**Что нужно сделать**
Ответьте на вопросы по исходному тексту:
(а) Кем назвал себя Пий IX перед словами «но я Папа»?
(б) В какой газете и в каком году напечатали письмо графа Гарри фон Арнима?
(в) Сколько итальянцев, по словам графа Арнима, диктуют законы немецким католикам и сколько среди них пансионеров Папы?

**Исходный текст**
»»

Эти епископы представлялись отчасти расчетливыми людьми, не желавшими наживать неприятности со своими правительствами; отчасти трусами, которые поистине боялись, что знамя Его Святости падет в борьбе. Некоторые изображались ревнивыми священниками, торгующимися из-за мелких прерогатив своих кафедр вместо того, чтобы растворить все в славе Апостольского престола. Если в столь великом деле Папа выходил из себя из-за промедления, вызванного столь незначительными людьми, то это было вполне ожидаемо от человеческой природы, столь разгневанной и столь убежденной — даже в случае человека, в меньшей степени подозреваемого в тщеславии и своенравии, чем Пий IX. Он говорил, что некоторые думают, будто собор должен все исправить, а другие — будто он ничего не добьется. «Я всего лишь бедный человек, бедный немощный человек, но я Папа, Викарий Иисуса Христа и глава Католической церкви, и я созвал собор, который сделает свое дело» [272].
Господин Вейо также становился несколько нетерпеливым. Он, судя по всему, хотел увидеть начало «расчистки», о которой говорил в 1867 году. Следующий пассаж, обрисовывающий политику, способную спасти Вторую империю, представляет собой образец искусного письма, понятного его читателям из духовного сословия и туманного для беспечных парижан. Новый министр (Оливье) должен принять эту программу:
Порвать с галликанским, революционным и цезаристским предрассудками (которые суть одно), откровенно признав свободу Церкви; обеспечить всякую свободу через утверждение этой свободы как матери и госпожи; подготовить подходы, необходимые для чести и сохранения мира; позволить людям созидать вопреки этой вечной чуме революции, из которой исторгаются лишь прислужники толпы или прислужники цезаря, — вот какую великую игру ему предстоит вести. В интересах императора и династии я желаю, чтобы он ее выиграл! Увы! За последние двадцать лет эта партия была проиграна не единожды по вине главного игрока! Но Провидению угодно упорствовать и оставлять игру открытой, с благоприятными картами в тех же руках (т. I, стр. 98).
В сумерках этих январских вечеров где-то между Рипеттой и Виа-Кондотти можно было заметить гуляющих двух людей, и высокая фигура одного из них принадлежала графу Гарри фон Арниму. Письмо, которое он в один из таких моментов передал другому, было опубликовано в 1874 году в венской газете Presse [273] и было датировано днем, предшествовавшим нетерпеливой речи Папы. Кому именно было адресовано письмо, не указано. Намекая на петицию епископов, граф Арним говорит: «Видите, они скромны, а организация столь же несовершенна, как и мужество». Он чувствует нехватку практического такта у епископов. Если бы они намеревались преуспеть в своей оппозиции, они должны были бы оспорить состав собора и навязанные ему правила. Если бы они прежде всего разорвали сеть, которую Ватикан и Иезу [иезуитское учреждение] закинули на мудрые, но робкие головы епископов, непогрешимость ускользнула бы сквозь ячею. Граф не уверен, что курия будет упорствовать в отношении догмата непогрешимости; и не видит, какую выгоду это им принесет, коль скоро они могут в любой момент созвать собор и предписать ему, как и о чем говорить. Некоторые из отцов чувствуют себя словно бы в каком-то роде узниками Папы с тех пор, как вступили на путь, в который их вовлекли. За последние двадцать лет они позволили завести себя в определенном направлении столь далеко, что лишь когда увидели: дело собираются обратить в полную серьезность, — начали спрашивать себя, как они смогут представить черное белым у себя на родине и как к этому отнесется католический народ. Именно это чувство породило «Фульду». Люди, принадлежащие к курии, говорят, что епископам требуется пара месяцев в римском воздухе, чтобы проникнуться грандиозными замыслами этого места; и после этого все будут единодушны. Он не может понять, как немецкие католики позволяют пятистам итальянцам, и среди них тремстам пансионерам Папы, диктовать им законы вопреки их собственным епископам. Под предлогом кафоличности католическому разуму всех наций навязываются эксклюзивные римско-итальянские формулы.

««

**Записанные данные**

»»

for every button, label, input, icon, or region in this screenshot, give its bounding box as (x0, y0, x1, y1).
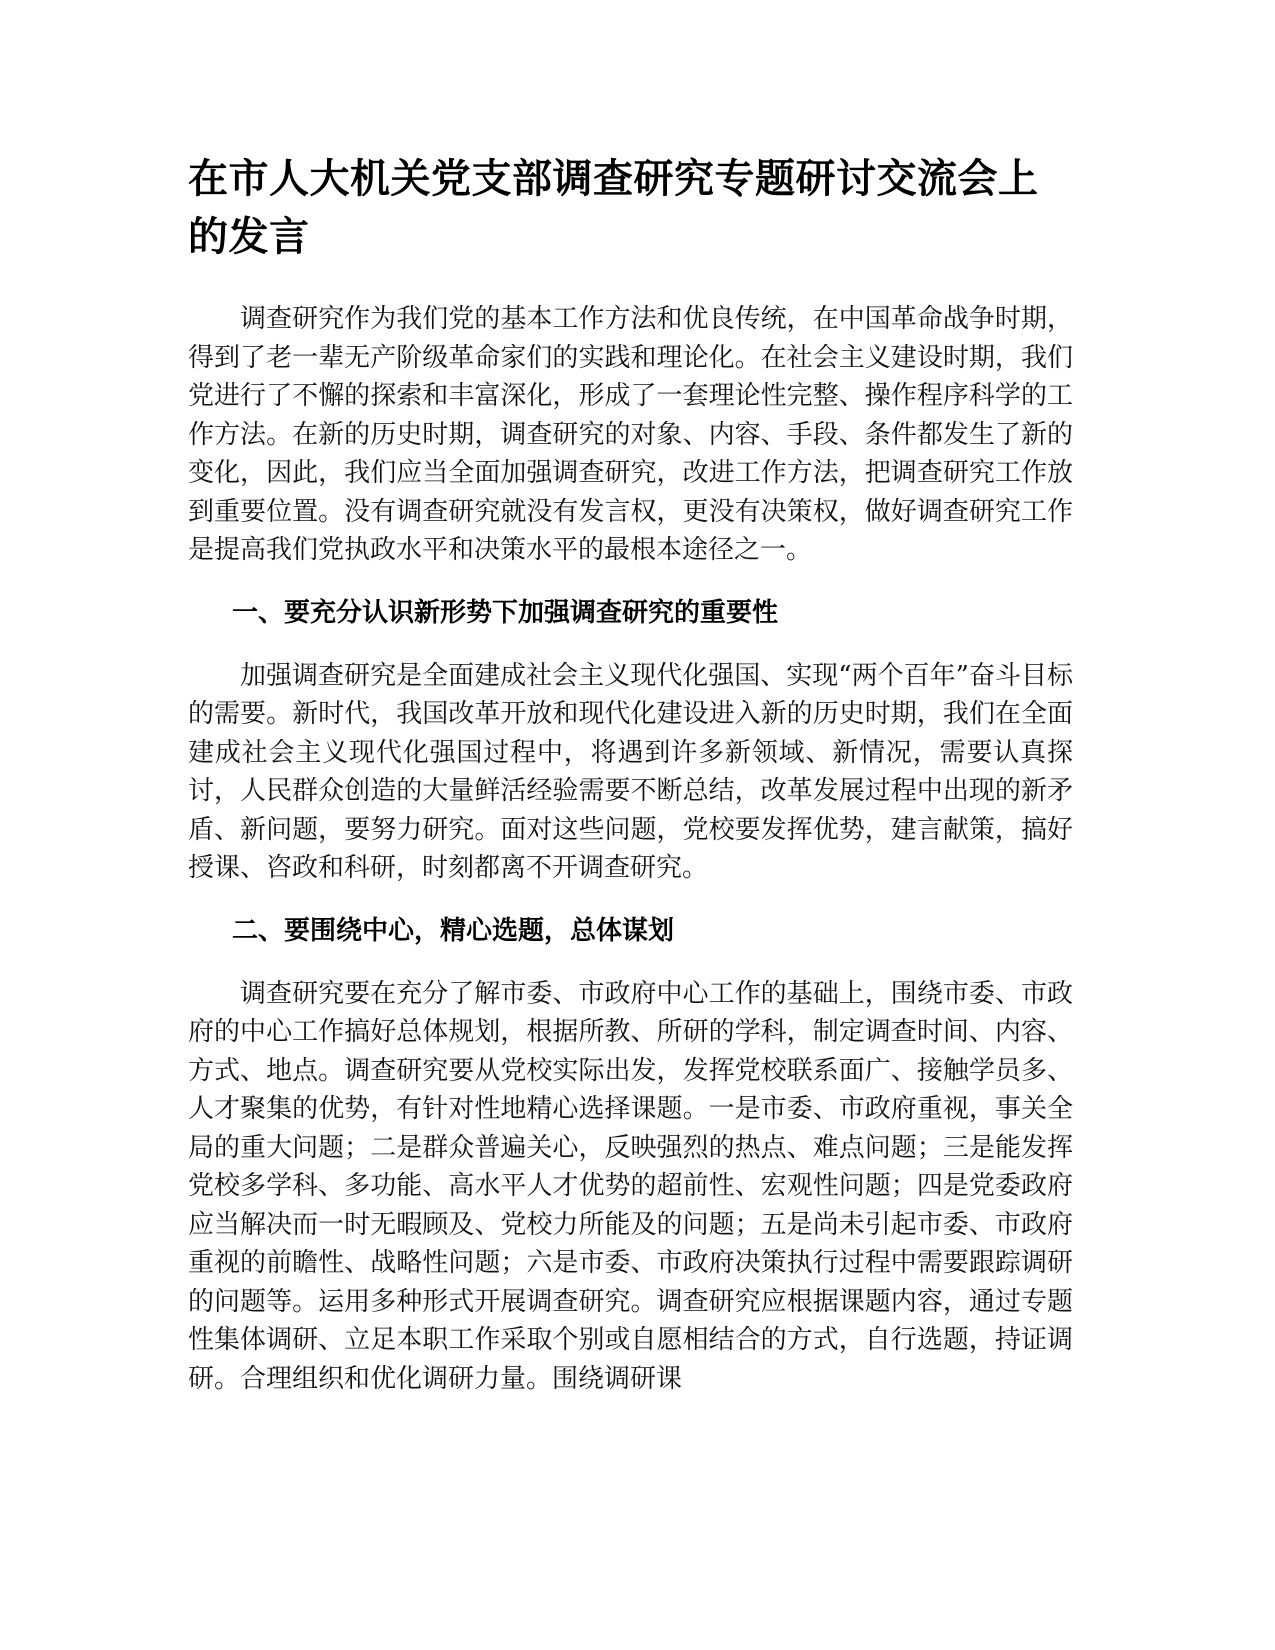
document-body (188, 150, 1073, 1398)
section-paragraph-importance: 加强调查研究是全面建成社会主义现代化强国、实现“两个百年”奋斗目标的需要。新时代，我国改革开放和现代化建设进入新的历史时期，我们在全面建成社会主义现代化强国过程中，将遇到许多新领域、新情况，需要认真探讨，人民群众创造的大量鲜活经验需要不断总结，改革发展过程中出现的新矛盾、新问题，要努力研究。面对这些问题，党校要发挥优势，建言献策，搞好授课、咨政和科研，时刻都离不开调查研究。 (188, 660, 1073, 883)
intro-paragraph: 调查研究作为我们党的基本工作方法和优良传统，在中国革命战争时期，得到了老一辈无产阶级革命家们的实践和理论化。在社会主义建设时期，我们党进行了不懈的探索和丰富深化，形成了一套理论性完整、操作程序科学的工作方法。在新的历史时期，调查研究的对象、内容、手段、条件都发生了新的变化，因此，我们应当全面加强调查研究，改进工作方法，把调查研究工作放到重要位置。没有调查研究就没有发言权，更没有决策权，做好调查研究工作是提高我们党执政水平和决策水平的最根本途径之一。 (188, 304, 1073, 565)
section-heading-importance: 一、要充分认识新形势下加强调查研究的重要性 (232, 597, 779, 628)
document-title: 在市人大机关党支部调查研究专题研讨交流会上的发言 (188, 156, 1039, 260)
section-paragraph-topic-planning: 调查研究要在充分了解市委、市政府中心工作的基础上，围绕市委、市政府的中心工作搞好总体规划，根据所教、所研的学科，制定调查时间、内容、方式、地点。调查研究要从党校实际出发，发挥党校联系面广、接触学员多、人才聚集的优势，有针对性地精心选择课题。一是市委、市政府重视，事关全局的重大问题；二是群众普遍关心，反映强烈的热点、难点问题；三是能发挥党校多学科、多功能、高水平人才优势的超前性、宏观性问题；四是党委政府应当解决而一时无暇顾及、党校力所能及的问题；五是尚未引起市委、市政府重视的前瞻性、战略性问题；六是市委、市政府决策执行过程中需要跟踪调研的问题等。运用多种形式开展调查研究。调查研究应根据课题内容，通过专题性集体调研、立足本职工作采取个别或自愿相结合的方式，自行选题，持证调研。合理组织和优化调研力量。围绕调研课 (188, 978, 1073, 1394)
section-heading-topic-planning: 二、要围绕中心，精心选题，总体谋划 (232, 915, 675, 946)
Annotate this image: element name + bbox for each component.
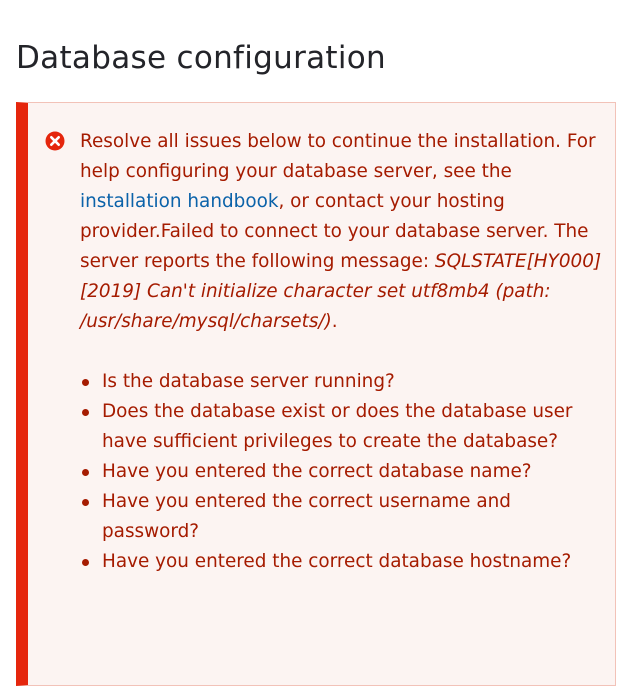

««

**Результат**
(а) Бедным человеком, бедным немощным человеком.
(б) В венской газете Presse в 1874 году.
(в) Пятьсот итальянцев, среди них триста пансионеров Папы.